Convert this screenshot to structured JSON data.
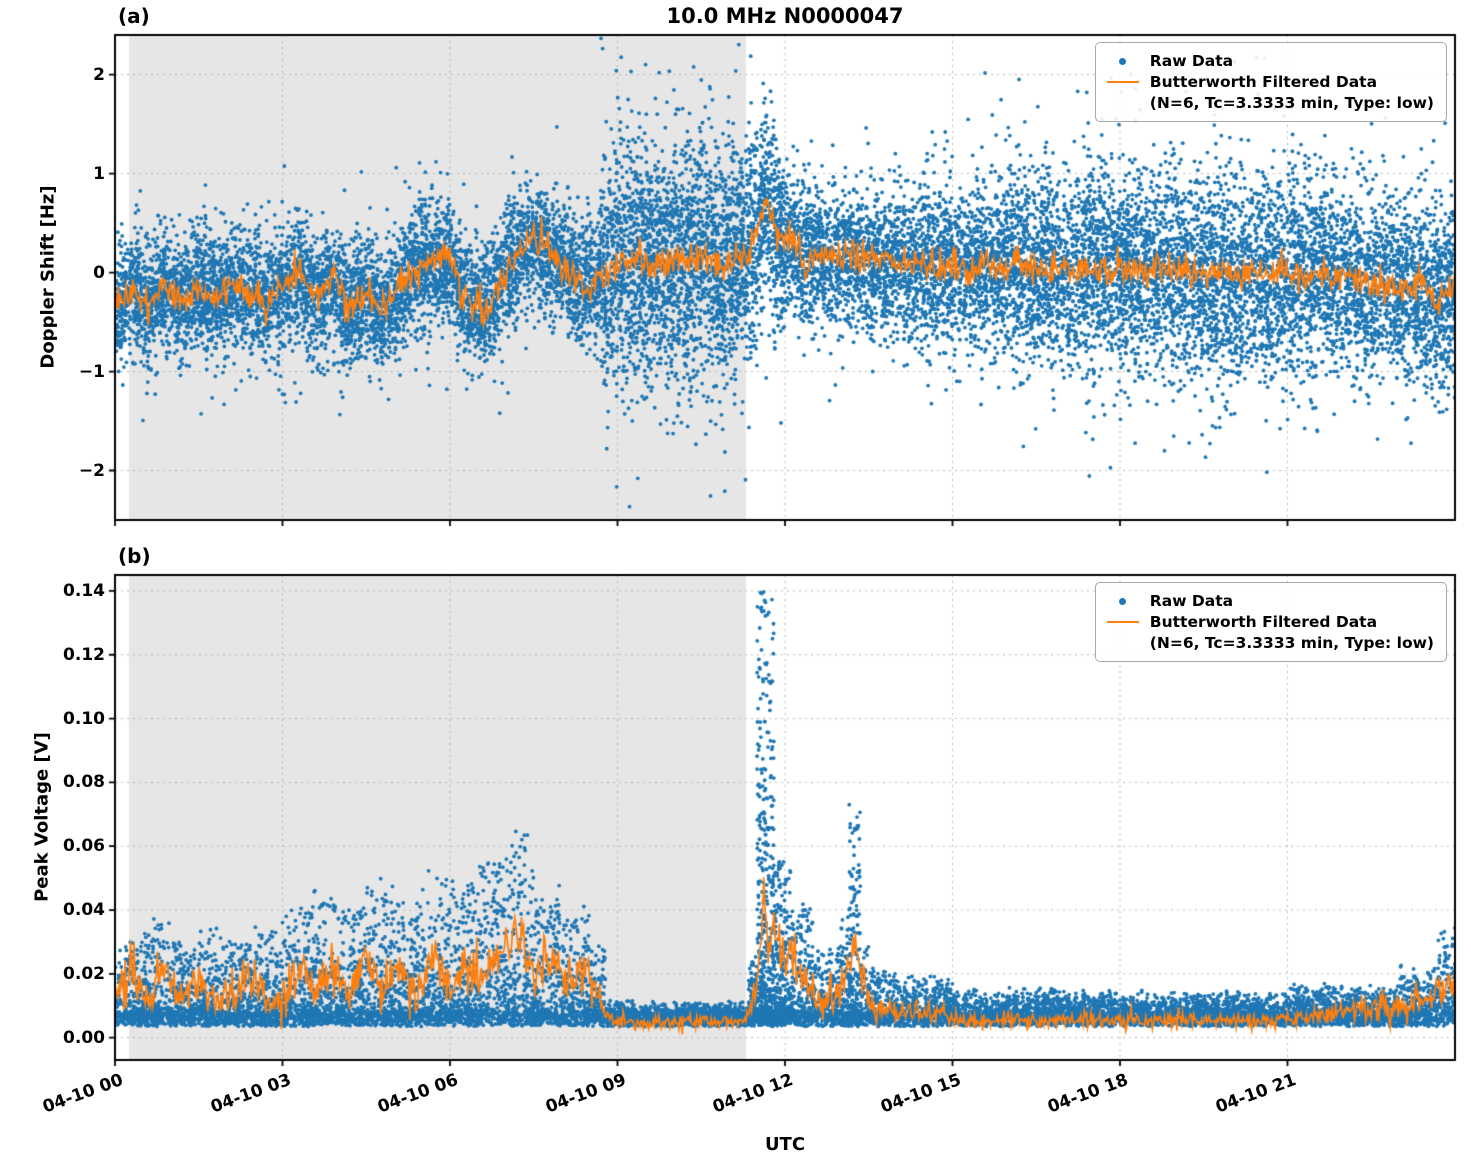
{
  "figure": {
    "title": "10.0 MHz N0000047"
  },
  "colors": {
    "raw": "#1f77b4",
    "filtered": "#ff7f0e",
    "shade": "#e6e6e6",
    "grid": "#b8b8b8",
    "spine": "#000000"
  },
  "legend": {
    "raw_label": "Raw Data",
    "filtered_label_line1": "Butterworth Filtered Data",
    "filtered_label_line2": "(N=6, Tc=3.3333 min, Type: low)"
  },
  "x_axis": {
    "label": "UTC",
    "lim": [
      0,
      24
    ],
    "ticks": [
      0,
      3,
      6,
      9,
      12,
      15,
      18,
      21
    ],
    "tick_labels": [
      "04-10 00",
      "04-10 03",
      "04-10 06",
      "04-10 09",
      "04-10 12",
      "04-10 15",
      "04-10 18",
      "04-10 21"
    ],
    "shaded_region": [
      0.25,
      11.3
    ]
  },
  "chart_data": [
    {
      "panel": "a",
      "panel_label": "(a)",
      "type": "scatter",
      "ylabel": "Doppler Shift [Hz]",
      "ylim": [
        -2.5,
        2.4
      ],
      "yticks": [
        2,
        1,
        0,
        -1,
        -2
      ],
      "ytick_labels": [
        "2",
        "1",
        "0",
        "−1",
        "−2"
      ],
      "series": {
        "raw": {
          "name": "Raw Data",
          "model": "gauss",
          "density": 700,
          "segments": [
            [
              0,
              8.7,
              0.62,
              1
            ],
            [
              8.7,
              9.3,
              1.25,
              1.2
            ],
            [
              9.3,
              11,
              1.3,
              1.3
            ],
            [
              11,
              11.5,
              1.15,
              1.3
            ],
            [
              11.5,
              12,
              0.9,
              1.2
            ],
            [
              12,
              12.6,
              0.8,
              1
            ],
            [
              12.6,
              14,
              0.72,
              1
            ],
            [
              14,
              15.5,
              0.82,
              1
            ],
            [
              15.5,
              17,
              0.95,
              1.1
            ],
            [
              17,
              19,
              1.05,
              1.1
            ],
            [
              19,
              21.5,
              1.05,
              1.1
            ],
            [
              21.5,
              24,
              0.95,
              1.1
            ]
          ]
        },
        "filtered": {
          "name": "Butterworth Filtered Data",
          "jitter": 0.085,
          "keypoints": [
            [
              0,
              -0.38
            ],
            [
              0.3,
              -0.2
            ],
            [
              0.6,
              -0.35
            ],
            [
              0.9,
              -0.12
            ],
            [
              1.2,
              -0.3
            ],
            [
              1.5,
              -0.18
            ],
            [
              1.8,
              -0.28
            ],
            [
              2.1,
              -0.1
            ],
            [
              2.4,
              -0.22
            ],
            [
              2.7,
              -0.3
            ],
            [
              3,
              -0.15
            ],
            [
              3.3,
              0
            ],
            [
              3.6,
              -0.25
            ],
            [
              3.9,
              -0.1
            ],
            [
              4.2,
              -0.35
            ],
            [
              4.5,
              -0.2
            ],
            [
              4.8,
              -0.4
            ],
            [
              5.1,
              -0.15
            ],
            [
              5.4,
              0.05
            ],
            [
              5.7,
              0.15
            ],
            [
              6,
              0.1
            ],
            [
              6.3,
              -0.3
            ],
            [
              6.6,
              -0.35
            ],
            [
              6.9,
              -0.15
            ],
            [
              7.2,
              0.2
            ],
            [
              7.5,
              0.35
            ],
            [
              7.8,
              0.2
            ],
            [
              8.1,
              0.05
            ],
            [
              8.4,
              -0.15
            ],
            [
              8.7,
              -0.05
            ],
            [
              9,
              0.05
            ],
            [
              9.3,
              0.1
            ],
            [
              9.6,
              0.05
            ],
            [
              9.9,
              0.12
            ],
            [
              10.2,
              0.08
            ],
            [
              10.5,
              0.15
            ],
            [
              10.8,
              0.1
            ],
            [
              11.1,
              0.12
            ],
            [
              11.35,
              0.2
            ],
            [
              11.55,
              0.55
            ],
            [
              11.65,
              0.78
            ],
            [
              11.8,
              0.5
            ],
            [
              11.95,
              0.3
            ],
            [
              12.1,
              0.35
            ],
            [
              12.3,
              0.15
            ],
            [
              12.6,
              0.2
            ],
            [
              12.9,
              0.1
            ],
            [
              13.2,
              0.18
            ],
            [
              13.5,
              0.08
            ],
            [
              13.8,
              0.12
            ],
            [
              14.1,
              0.02
            ],
            [
              14.4,
              0.1
            ],
            [
              14.7,
              0
            ],
            [
              15,
              0.08
            ],
            [
              15.3,
              0
            ],
            [
              15.6,
              0.1
            ],
            [
              15.9,
              0.03
            ],
            [
              16.2,
              0.1
            ],
            [
              16.5,
              0
            ],
            [
              16.8,
              0.08
            ],
            [
              17.1,
              -0.02
            ],
            [
              17.4,
              0.06
            ],
            [
              17.7,
              0
            ],
            [
              18,
              0.08
            ],
            [
              18.3,
              -0.02
            ],
            [
              18.6,
              0.05
            ],
            [
              18.9,
              -0.03
            ],
            [
              19.2,
              0.05
            ],
            [
              19.5,
              -0.02
            ],
            [
              19.8,
              0.05
            ],
            [
              20.1,
              -0.05
            ],
            [
              20.4,
              0.03
            ],
            [
              20.7,
              -0.05
            ],
            [
              21,
              0.02
            ],
            [
              21.3,
              -0.08
            ],
            [
              21.6,
              0
            ],
            [
              21.9,
              -0.1
            ],
            [
              22.2,
              -0.05
            ],
            [
              22.5,
              -0.15
            ],
            [
              22.8,
              -0.08
            ],
            [
              23.1,
              -0.2
            ],
            [
              23.4,
              -0.12
            ],
            [
              23.7,
              -0.25
            ],
            [
              24,
              -0.2
            ]
          ]
        }
      }
    },
    {
      "panel": "b",
      "panel_label": "(b)",
      "type": "scatter",
      "ylabel": "Peak Voltage [V]",
      "ylim": [
        -0.007,
        0.145
      ],
      "yticks": [
        0.14,
        0.12,
        0.1,
        0.08,
        0.06,
        0.04,
        0.02,
        0
      ],
      "ytick_labels": [
        "0.14",
        "0.12",
        "0.10",
        "0.08",
        "0.06",
        "0.04",
        "0.02",
        "0.00"
      ],
      "series": {
        "raw": {
          "name": "Raw Data",
          "model": "tail",
          "density": 520,
          "base": [
            0.0035,
            0.008
          ],
          "segments": [
            [
              0,
              0.5,
              0.025,
              1
            ],
            [
              0.5,
              1,
              0.03,
              1
            ],
            [
              1,
              1.5,
              0.024,
              1
            ],
            [
              1.5,
              2,
              0.028,
              1
            ],
            [
              2,
              2.5,
              0.024,
              1
            ],
            [
              2.5,
              3,
              0.028,
              1
            ],
            [
              3,
              3.5,
              0.034,
              1
            ],
            [
              3.5,
              4,
              0.04,
              1
            ],
            [
              4,
              4.5,
              0.034,
              1
            ],
            [
              4.5,
              5,
              0.042,
              1
            ],
            [
              5,
              5.5,
              0.036,
              1
            ],
            [
              5.5,
              6,
              0.046,
              1
            ],
            [
              6,
              6.5,
              0.042,
              1
            ],
            [
              6.5,
              7,
              0.052,
              1
            ],
            [
              7,
              7.5,
              0.058,
              1
            ],
            [
              7.5,
              8,
              0.04,
              1
            ],
            [
              8,
              8.5,
              0.034,
              1
            ],
            [
              8.5,
              8.8,
              0.022,
              1
            ],
            [
              8.8,
              11.35,
              0.004,
              1
            ],
            [
              11.35,
              11.5,
              0.02,
              2
            ],
            [
              11.5,
              11.8,
              0.135,
              3
            ],
            [
              11.8,
              12.1,
              0.05,
              2
            ],
            [
              12.1,
              12.5,
              0.035,
              1.3
            ],
            [
              12.5,
              13,
              0.022,
              1
            ],
            [
              13,
              13.15,
              0.032,
              1.3
            ],
            [
              13.15,
              13.35,
              0.066,
              2
            ],
            [
              13.35,
              13.6,
              0.022,
              1
            ],
            [
              13.6,
              14,
              0.014,
              1
            ],
            [
              14,
              15,
              0.012,
              1
            ],
            [
              15,
              17,
              0.008,
              1
            ],
            [
              17,
              21,
              0.007,
              1
            ],
            [
              21,
              23,
              0.009,
              1
            ],
            [
              23,
              23.7,
              0.015,
              1
            ],
            [
              23.7,
              24,
              0.028,
              1
            ]
          ]
        },
        "filtered": {
          "name": "Butterworth Filtered Data",
          "jitter": "scaled",
          "keypoints": [
            [
              0,
              0.012
            ],
            [
              0.3,
              0.02
            ],
            [
              0.6,
              0.01
            ],
            [
              0.9,
              0.022
            ],
            [
              1.2,
              0.012
            ],
            [
              1.5,
              0.02
            ],
            [
              1.8,
              0.01
            ],
            [
              2.1,
              0.014
            ],
            [
              2.4,
              0.018
            ],
            [
              2.7,
              0.011
            ],
            [
              3,
              0.013
            ],
            [
              3.3,
              0.024
            ],
            [
              3.6,
              0.012
            ],
            [
              3.9,
              0.022
            ],
            [
              4.2,
              0.013
            ],
            [
              4.5,
              0.028
            ],
            [
              4.8,
              0.014
            ],
            [
              5.1,
              0.024
            ],
            [
              5.4,
              0.012
            ],
            [
              5.7,
              0.028
            ],
            [
              6,
              0.013
            ],
            [
              6.3,
              0.024
            ],
            [
              6.6,
              0.016
            ],
            [
              6.9,
              0.028
            ],
            [
              7.2,
              0.034
            ],
            [
              7.5,
              0.02
            ],
            [
              7.8,
              0.027
            ],
            [
              8.1,
              0.016
            ],
            [
              8.4,
              0.022
            ],
            [
              8.7,
              0.01
            ],
            [
              9,
              0.005
            ],
            [
              9.5,
              0.0045
            ],
            [
              10,
              0.005
            ],
            [
              10.5,
              0.0055
            ],
            [
              11,
              0.005
            ],
            [
              11.3,
              0.006
            ],
            [
              11.45,
              0.012
            ],
            [
              11.55,
              0.03
            ],
            [
              11.62,
              0.047
            ],
            [
              11.7,
              0.028
            ],
            [
              11.8,
              0.038
            ],
            [
              11.9,
              0.03
            ],
            [
              12,
              0.02
            ],
            [
              12.15,
              0.026
            ],
            [
              12.3,
              0.018
            ],
            [
              12.5,
              0.014
            ],
            [
              12.7,
              0.011
            ],
            [
              12.9,
              0.013
            ],
            [
              13.1,
              0.02
            ],
            [
              13.25,
              0.031
            ],
            [
              13.4,
              0.016
            ],
            [
              13.6,
              0.01
            ],
            [
              13.8,
              0.008
            ],
            [
              14,
              0.009
            ],
            [
              14.3,
              0.007
            ],
            [
              14.6,
              0.008
            ],
            [
              15,
              0.006
            ],
            [
              15.5,
              0.005
            ],
            [
              16,
              0.006
            ],
            [
              16.5,
              0.005
            ],
            [
              17,
              0.006
            ],
            [
              17.5,
              0.005
            ],
            [
              18,
              0.006
            ],
            [
              18.5,
              0.005
            ],
            [
              19,
              0.006
            ],
            [
              19.5,
              0.005
            ],
            [
              20,
              0.006
            ],
            [
              20.5,
              0.005
            ],
            [
              21,
              0.006
            ],
            [
              21.5,
              0.007
            ],
            [
              22,
              0.008
            ],
            [
              22.5,
              0.009
            ],
            [
              23,
              0.01
            ],
            [
              23.3,
              0.011
            ],
            [
              23.6,
              0.013
            ],
            [
              24,
              0.016
            ]
          ]
        }
      }
    }
  ]
}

EXERCISE REQUIREMENTS →
Count every line bearing the word "ylabel"; report the total only.

IN RESPONSE →
2